**Directions for this task:** Exactly reproduce the lines that follow.

Items from a data source:
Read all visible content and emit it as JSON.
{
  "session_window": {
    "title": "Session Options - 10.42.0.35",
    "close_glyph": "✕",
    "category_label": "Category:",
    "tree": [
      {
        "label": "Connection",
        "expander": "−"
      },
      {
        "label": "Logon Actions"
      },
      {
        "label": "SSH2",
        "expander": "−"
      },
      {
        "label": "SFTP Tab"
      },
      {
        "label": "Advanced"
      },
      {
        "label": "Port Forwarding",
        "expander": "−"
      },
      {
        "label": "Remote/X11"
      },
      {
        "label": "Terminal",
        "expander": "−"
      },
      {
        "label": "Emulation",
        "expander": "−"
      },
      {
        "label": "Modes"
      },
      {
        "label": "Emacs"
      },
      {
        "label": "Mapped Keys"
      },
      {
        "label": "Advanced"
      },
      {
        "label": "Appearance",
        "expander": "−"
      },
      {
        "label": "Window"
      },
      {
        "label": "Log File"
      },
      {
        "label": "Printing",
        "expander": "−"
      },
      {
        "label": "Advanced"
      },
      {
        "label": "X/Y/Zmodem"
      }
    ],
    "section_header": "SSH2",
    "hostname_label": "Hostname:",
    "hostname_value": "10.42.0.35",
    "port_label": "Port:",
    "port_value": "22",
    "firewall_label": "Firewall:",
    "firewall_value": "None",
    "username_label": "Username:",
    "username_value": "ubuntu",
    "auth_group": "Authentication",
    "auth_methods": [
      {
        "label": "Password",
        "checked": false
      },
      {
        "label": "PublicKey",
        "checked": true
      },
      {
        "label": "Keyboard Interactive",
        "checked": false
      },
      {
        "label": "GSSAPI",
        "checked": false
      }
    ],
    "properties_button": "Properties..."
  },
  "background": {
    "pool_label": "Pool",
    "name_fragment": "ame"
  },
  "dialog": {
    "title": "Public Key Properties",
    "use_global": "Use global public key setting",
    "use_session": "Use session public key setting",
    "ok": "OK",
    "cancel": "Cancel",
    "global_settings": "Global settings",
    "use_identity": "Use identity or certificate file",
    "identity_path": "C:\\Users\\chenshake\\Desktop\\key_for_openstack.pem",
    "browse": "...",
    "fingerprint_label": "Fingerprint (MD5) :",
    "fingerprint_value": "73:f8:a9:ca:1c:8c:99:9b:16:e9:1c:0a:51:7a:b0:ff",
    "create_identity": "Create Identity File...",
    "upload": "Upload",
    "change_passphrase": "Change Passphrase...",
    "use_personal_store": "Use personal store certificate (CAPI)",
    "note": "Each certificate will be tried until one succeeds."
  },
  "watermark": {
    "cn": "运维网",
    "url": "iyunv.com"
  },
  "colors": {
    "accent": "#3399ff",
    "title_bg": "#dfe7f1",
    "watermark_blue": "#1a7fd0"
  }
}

**Final result:**
Read all visible content and emit it as JSON.
{
  "session_window": {
    "title": "Session Options - 10.42.0.35",
    "close_glyph": "✕",
    "category_label": "Category:",
    "tree": [
      {
        "label": "Connection",
        "expander": "−"
      },
      {
        "label": "Logon Actions"
      },
      {
        "label": "SSH2",
        "expander": "−"
      },
      {
        "label": "SFTP Tab"
      },
      {
        "label": "Advanced"
      },
      {
        "label": "Port Forwarding",
        "expander": "−"
      },
      {
        "label": "Remote/X11"
      },
      {
        "label": "Terminal",
        "expander": "−"
      },
      {
        "label": "Emulation",
        "expander": "−"
      },
      {
        "label": "Modes"
      },
      {
        "label": "Emacs"
      },
      {
        "label": "Mapped Keys"
      },
      {
        "label": "Advanced"
      },
      {
        "label": "Appearance",
        "expander": "−"
      },
      {
        "label": "Window"
      },
      {
        "label": "Log File"
      },
      {
        "label": "Printing",
        "expander": "−"
      },
      {
        "label": "Advanced"
      },
      {
        "label": "X/Y/Zmodem"
      }
    ],
    "section_header": "SSH2",
    "hostname_label": "Hostname:",
    "hostname_value": "10.42.0.35",
    "port_label": "Port:",
    "port_value": "22",
    "firewall_label": "Firewall:",
    "firewall_value": "None",
    "username_label": "Username:",
    "username_value": "ubuntu",
    "auth_group": "Authentication",
    "auth_methods": [
      {
        "label": "Password",
        "checked": false
      },
      {
        "label": "PublicKey",
        "checked": true
      },
      {
        "label": "Keyboard Interactive",
        "checked": false
      },
      {
        "label": "GSSAPI",
        "checked": false
      }
    ],
    "properties_button": "Properties..."
  },
  "background": {
    "pool_label": "Pool",
    "name_fragment": "ame"
  },
  "dialog": {
    "title": "Public Key Properties",
    "use_global": "Use global public key setting",
    "use_session": "Use session public key setting",
    "ok": "OK",
    "cancel": "Cancel",
    "global_settings": "Global settings",
    "use_identity": "Use identity or certificate file",
    "identity_path": "C:\\Users\\chenshake\\Desktop\\key_for_openstack.pem",
    "browse": "...",
    "fingerprint_label": "Fingerprint (MD5) :",
    "fingerprint_value": "73:f8:a9:ca:1c:8c:99:9b:16:e9:1c:0a:51:7a:b0:ff",
    "create_identity": "Create Identity File...",
    "upload": "Upload",
    "change_passphrase": "Change Passphrase...",
    "use_personal_store": "Use personal store certificate (CAPI)",
    "note": "Each certificate will be tried until one succeeds."
  },
  "watermark": {
    "cn": "运维网",
    "url": "iyunv.com"
  },
  "colors": {
    "accent": "#3399ff",
    "title_bg": "#dfe7f1",
    "watermark_blue": "#1a7fd0"
  }
}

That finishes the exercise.